*GIVEN TASK*. Show all lines holding "Bidder".

*RECORDS FOR PROCESSING*.

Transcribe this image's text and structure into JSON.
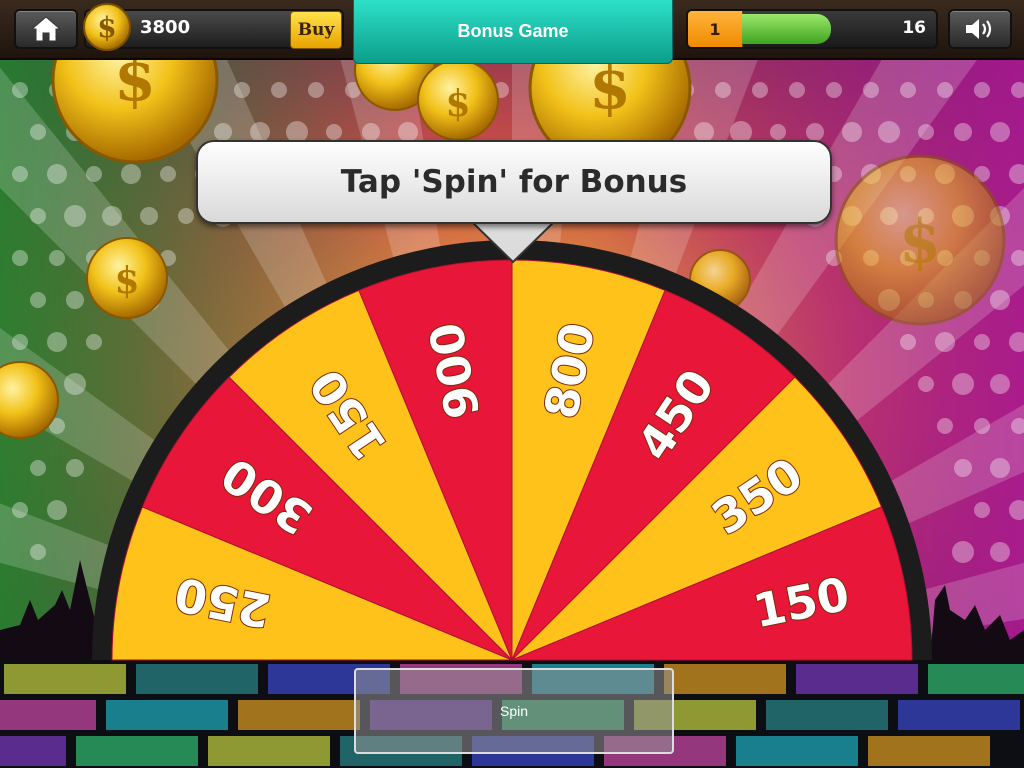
{
  "header": {
    "home_icon": "home-icon",
    "coin_icon": "dollar-coin-icon",
    "coins": "3800",
    "buy_label": "Buy",
    "title": "Bonus Game",
    "level": "1",
    "xp_progress": 0.47,
    "xp_value": "16",
    "sound_icon": "speaker-icon"
  },
  "prompt": "Tap 'Spin' for Bonus",
  "wheel": {
    "segments": [
      "250",
      "300",
      "150",
      "900",
      "800",
      "450",
      "350",
      "150"
    ],
    "colors": [
      "#ffc21a",
      "#e8173a"
    ]
  },
  "spin_label": "Spin"
}
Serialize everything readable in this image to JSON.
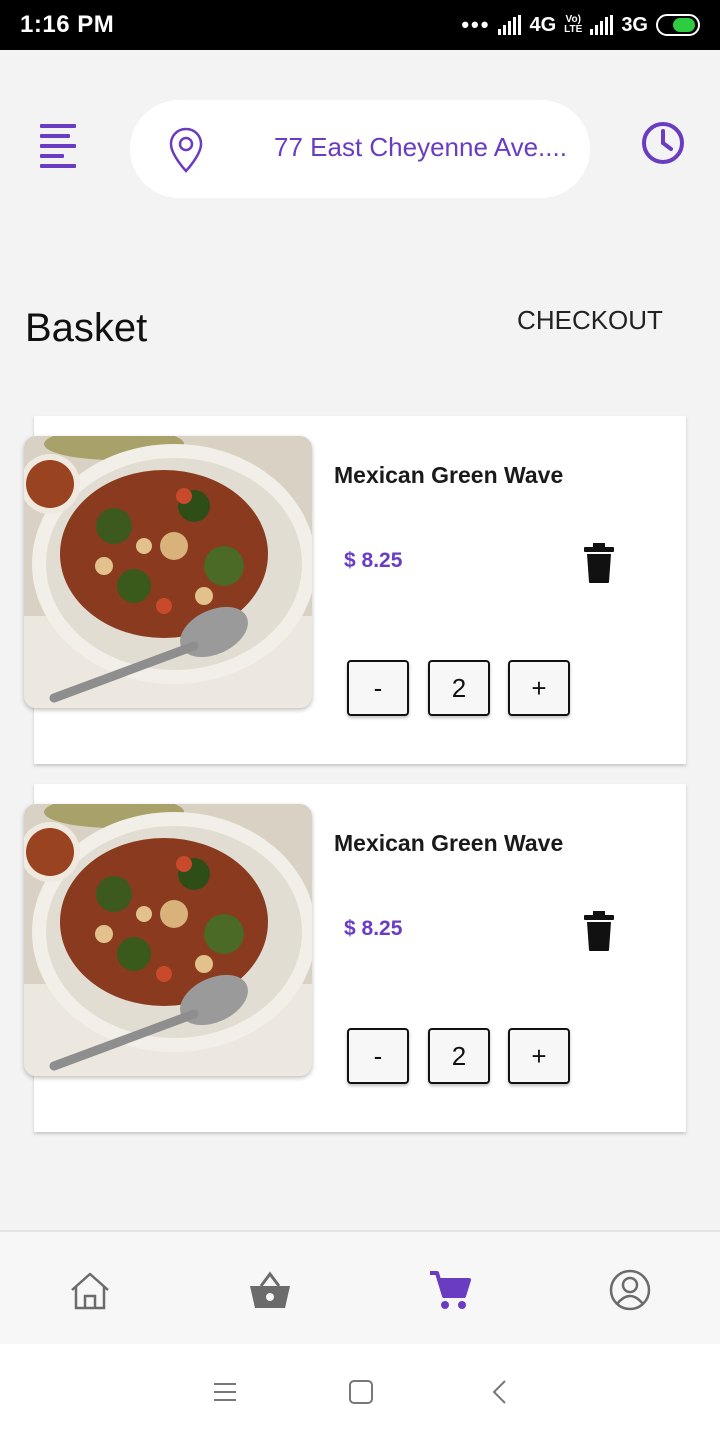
{
  "status_bar": {
    "time": "1:16 PM",
    "net1": "4G",
    "volte_top": "Vo)",
    "volte_bottom": "LTE",
    "net2": "3G"
  },
  "header": {
    "address": "77 East Cheyenne Ave....",
    "menu_icon": "menu-icon",
    "location_icon": "location-pin-icon",
    "history_icon": "clock-icon"
  },
  "page": {
    "title": "Basket",
    "checkout_label": "CHECKOUT"
  },
  "basket": {
    "items": [
      {
        "name": "Mexican Green Wave",
        "price": "$ 8.25",
        "quantity": "2",
        "minus": "-",
        "plus": "+"
      },
      {
        "name": "Mexican Green Wave",
        "price": "$ 8.25",
        "quantity": "2",
        "minus": "-",
        "plus": "+"
      }
    ]
  },
  "bottom_nav": {
    "items": [
      "home-icon",
      "basket-icon",
      "cart-icon",
      "profile-icon"
    ],
    "active": "cart-icon"
  },
  "colors": {
    "accent": "#6a3cc1",
    "text": "#1a1a1a",
    "inactive_icon": "#6b6b6b"
  }
}
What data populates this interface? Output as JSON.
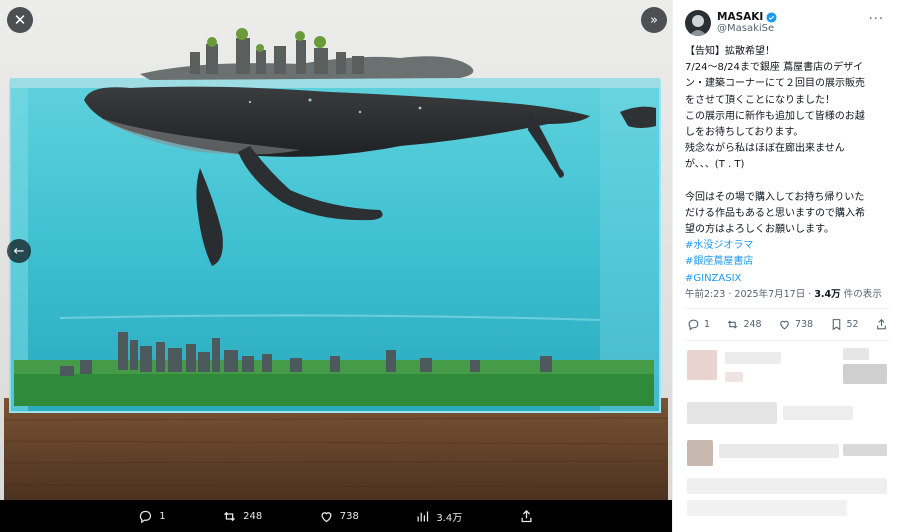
{
  "viewer": {
    "actions": [
      {
        "icon": "reply-icon",
        "count": "1"
      },
      {
        "icon": "repost-icon",
        "count": "248"
      },
      {
        "icon": "like-icon",
        "count": "738"
      },
      {
        "icon": "views-icon",
        "count": "3.4万"
      },
      {
        "icon": "share-icon",
        "count": ""
      }
    ]
  },
  "post": {
    "display_name": "MASAKI",
    "handle": "@MasakiSe",
    "lines": [
      "【告知】拡散希望！",
      "7/24〜8/24まで銀座 蔦屋書店のデザイ",
      "ン・建築コーナーにて２回目の展示販売",
      "をさせて頂くことになりました！",
      "この展示用に新作も追加して皆様のお越",
      "しをお待ちしております。",
      "残念ながら私はほぼ在廊出来ません",
      "が、、、(T . T)",
      "",
      "今回はその場で購入してお持ち帰りいた",
      "だける作品もあると思いますので購入希",
      "望の方はよろしくお願いします。"
    ],
    "hashtags": [
      "#水没ジオラマ",
      "#銀座蔦屋書店",
      "#GINZASIX"
    ],
    "time": "午前2:23",
    "date": "2025年7月17日",
    "views_count": "3.4万",
    "views_label": "件の表示",
    "stats": {
      "replies": "1",
      "reposts": "248",
      "likes": "738",
      "bookmarks": "52"
    }
  },
  "colors": {
    "accent": "#1d9bf0",
    "water": "#3fc0d2",
    "verified": "#1d9bf0"
  }
}
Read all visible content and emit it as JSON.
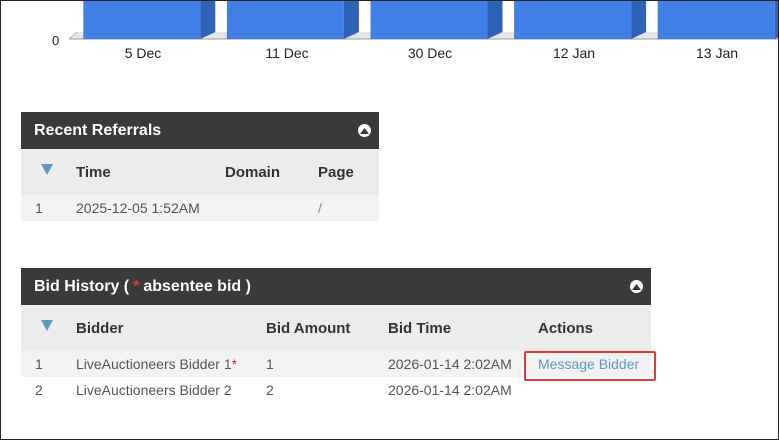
{
  "chart_data": {
    "type": "bar",
    "categories": [
      "5 Dec",
      "11 Dec",
      "30 Dec",
      "12 Jan",
      "13 Jan"
    ],
    "y_tick_visible": "0",
    "bar_color": "#3f7fe6"
  },
  "referrals": {
    "title": "Recent Referrals",
    "columns": [
      "Time",
      "Domain",
      "Page"
    ],
    "rows": [
      {
        "num": "1",
        "time": "2025-12-05 1:52AM",
        "domain": "",
        "page": "/"
      }
    ]
  },
  "bids": {
    "title_prefix": "Bid History (",
    "title_star": "*",
    "title_suffix": "absentee bid )",
    "columns": [
      "Bidder",
      "Bid Amount",
      "Bid Time",
      "Actions"
    ],
    "rows": [
      {
        "num": "1",
        "bidder": "LiveAuctioneers Bidder 1",
        "star": "*",
        "amount": "1",
        "time": "2026-01-14 2:02AM",
        "action": "Message Bidder"
      },
      {
        "num": "2",
        "bidder": "LiveAuctioneers Bidder 2",
        "star": "",
        "amount": "2",
        "time": "2026-01-14 2:02AM",
        "action": ""
      }
    ]
  },
  "colors": {
    "header_bg": "#3a3a3a",
    "sort_icon": "#5b9bc0",
    "link": "#5b9bc0",
    "highlight": "#e53935"
  }
}
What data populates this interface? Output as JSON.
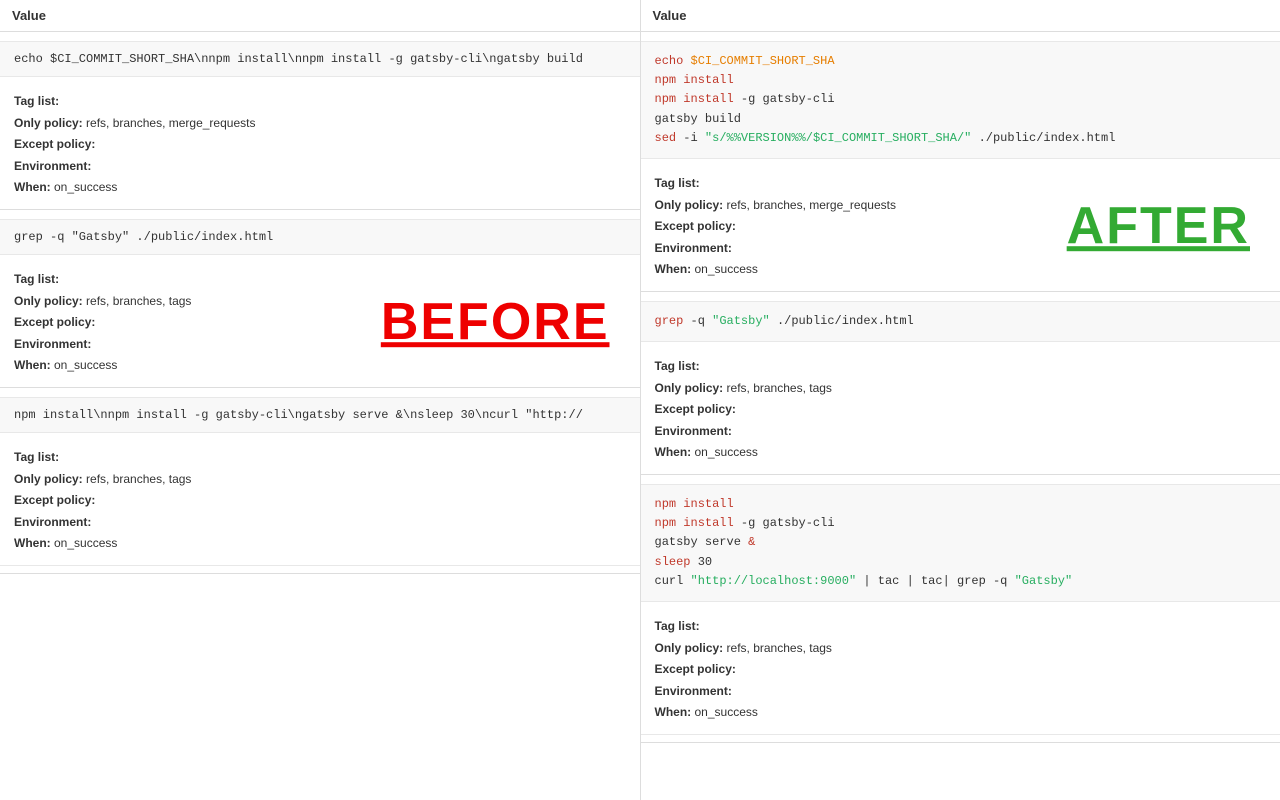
{
  "left": {
    "header": "Value",
    "sections": [
      {
        "id": "section-1",
        "code_plain": "echo $CI_COMMIT_SHORT_SHA\\nnpm install\\nnpm install -g gatsby-cli\\ngatsby build",
        "meta": {
          "tag_list": "Tag list:",
          "only_policy_label": "Only policy:",
          "only_policy_value": "refs, branches, merge_requests",
          "except_policy_label": "Except policy:",
          "except_policy_value": "",
          "environment_label": "Environment:",
          "environment_value": "",
          "when_label": "When:",
          "when_value": "on_success"
        }
      },
      {
        "id": "section-2",
        "code_plain": "grep -q \"Gatsby\" ./public/index.html",
        "meta": {
          "tag_list": "Tag list:",
          "only_policy_label": "Only policy:",
          "only_policy_value": "refs, branches, tags",
          "except_policy_label": "Except policy:",
          "except_policy_value": "",
          "environment_label": "Environment:",
          "environment_value": "",
          "when_label": "When:",
          "when_value": "on_success"
        },
        "before_label": "BEFORE"
      },
      {
        "id": "section-3",
        "code_plain": "npm install\\nnpm install -g gatsby-cli\\ngatsby serve &\\nsleep 30\\ncurl \"http://",
        "meta": {
          "tag_list": "Tag list:",
          "only_policy_label": "Only policy:",
          "only_policy_value": "refs, branches, tags",
          "except_policy_label": "Except policy:",
          "except_policy_value": "",
          "environment_label": "Environment:",
          "environment_value": "",
          "when_label": "When:",
          "when_value": "on_success"
        }
      }
    ]
  },
  "right": {
    "header": "Value",
    "sections": [
      {
        "id": "r-section-1",
        "meta": {
          "tag_list": "Tag list:",
          "only_policy_label": "Only policy:",
          "only_policy_value": "refs, branches, merge_requests",
          "except_policy_label": "Except policy:",
          "except_policy_value": "",
          "environment_label": "Environment:",
          "environment_value": "",
          "when_label": "When:",
          "when_value": "on_success"
        },
        "after_label": "AFTER"
      },
      {
        "id": "r-section-2",
        "meta": {
          "tag_list": "Tag list:",
          "only_policy_label": "Only policy:",
          "only_policy_value": "refs, branches, tags",
          "except_policy_label": "Except policy:",
          "except_policy_value": "",
          "environment_label": "Environment:",
          "environment_value": "",
          "when_label": "When:",
          "when_value": "on_success"
        }
      },
      {
        "id": "r-section-3",
        "meta": {
          "tag_list": "Tag list:",
          "only_policy_label": "Only policy:",
          "only_policy_value": "refs, branches, tags",
          "except_policy_label": "Except policy:",
          "except_policy_value": "",
          "environment_label": "Environment:",
          "environment_value": "",
          "when_label": "When:",
          "when_value": "on_success"
        }
      }
    ]
  },
  "labels": {
    "before": "BEFORE",
    "after": "AFTER",
    "tag_list": "Tag list:",
    "only_policy": "Only policy:",
    "except_policy": "Except policy:",
    "environment": "Environment:",
    "when": "When:",
    "on_success": "on_success"
  }
}
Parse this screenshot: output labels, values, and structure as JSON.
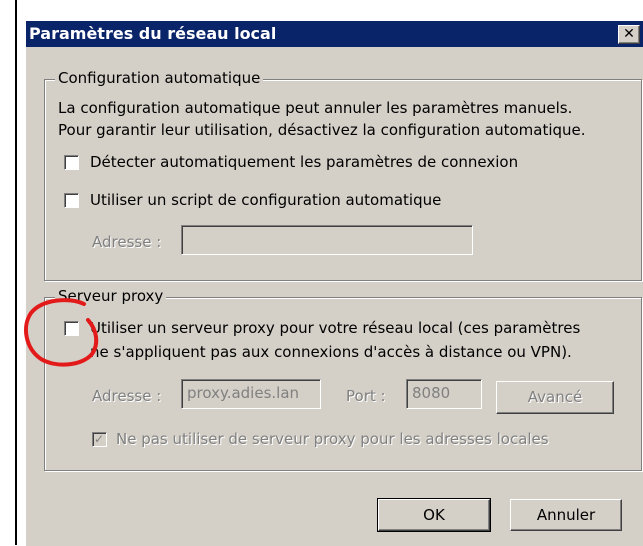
{
  "dialog": {
    "title": "Paramètres du réseau local",
    "close_glyph": "✕"
  },
  "auto_config": {
    "legend": "Configuration automatique",
    "description_line1": "La configuration automatique peut annuler les paramètres manuels.",
    "description_line2": "Pour garantir leur utilisation, désactivez la configuration automatique.",
    "detect_label": "Détecter automatiquement les paramètres de connexion",
    "detect_checked": false,
    "script_label": "Utiliser un script de configuration automatique",
    "script_checked": false,
    "address_label": "Adresse :",
    "address_value": ""
  },
  "proxy": {
    "legend": "Serveur proxy",
    "use_proxy_line1": "Utiliser un serveur proxy pour votre réseau local (ces paramètres",
    "use_proxy_line2": "ne s'appliquent pas aux connexions d'accès à distance ou VPN).",
    "use_proxy_checked": false,
    "address_label": "Adresse :",
    "address_value": "proxy.adies.lan",
    "port_label": "Port :",
    "port_value": "8080",
    "advanced_label": "Avancé",
    "bypass_label": "Ne pas utiliser de serveur proxy pour les adresses locales",
    "bypass_checked": true
  },
  "buttons": {
    "ok": "OK",
    "cancel": "Annuler"
  },
  "colors": {
    "titlebar": "#0a246a",
    "dialog_bg": "#d4d0c8",
    "annotation_circle": "#e31a1a"
  }
}
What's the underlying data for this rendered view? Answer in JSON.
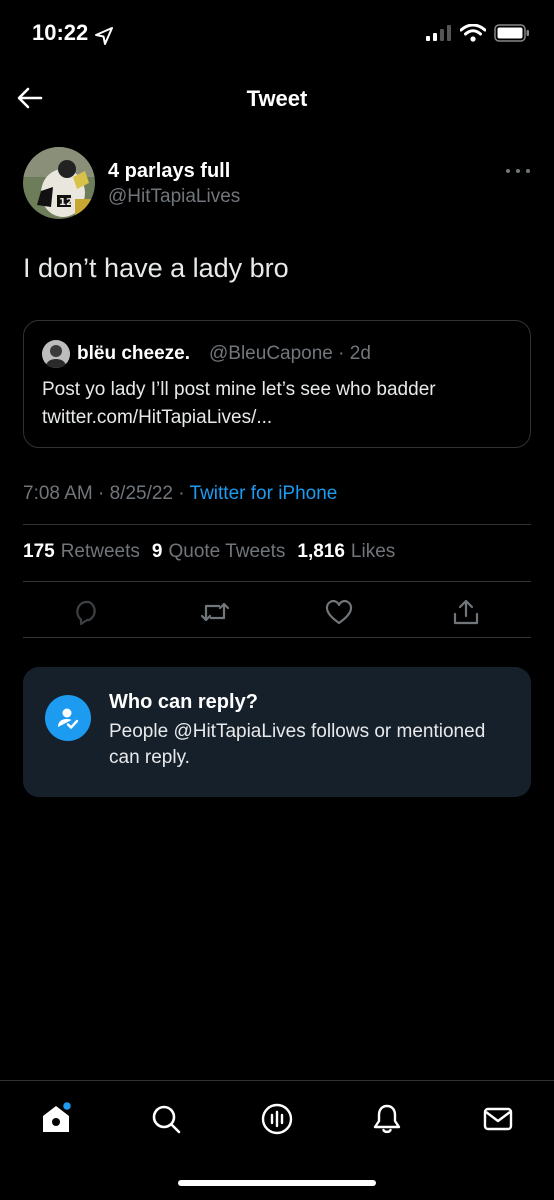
{
  "status_bar": {
    "time": "10:22"
  },
  "header": {
    "title": "Tweet"
  },
  "tweet": {
    "author_name": "4 parlays full",
    "author_handle": "@HitTapiaLives",
    "text": "I don’t have a lady bro",
    "timestamp": "7:08 AM · 8/25/22 · ",
    "source": "Twitter for iPhone"
  },
  "quoted_tweet": {
    "author_name": "blëu cheeze.",
    "author_handle": "@BleuCapone · 2d",
    "text": "Post yo lady I’ll post mine let’s see who badder twitter.com/HitTapiaLives/..."
  },
  "stats": {
    "retweets_count": "175",
    "retweets_label": "Retweets",
    "quote_count": "9",
    "quote_label": "Quote Tweets",
    "likes_count": "1,816",
    "likes_label": "Likes"
  },
  "who_can_reply": {
    "title": "Who can reply?",
    "description": "People @HitTapiaLives follows or mentioned can reply."
  },
  "colors": {
    "accent": "#1d9bf0",
    "background": "#000000",
    "card": "#16202b",
    "muted_text": "#71767b",
    "divider": "#2f3336"
  }
}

*REPLY TO THE TASK*.
      "Bidder",
        "bidder": "LiveAuctioneers Bidder 1",
        "action": "Message Bidder"
        "bidder": "LiveAuctioneers Bidder 2",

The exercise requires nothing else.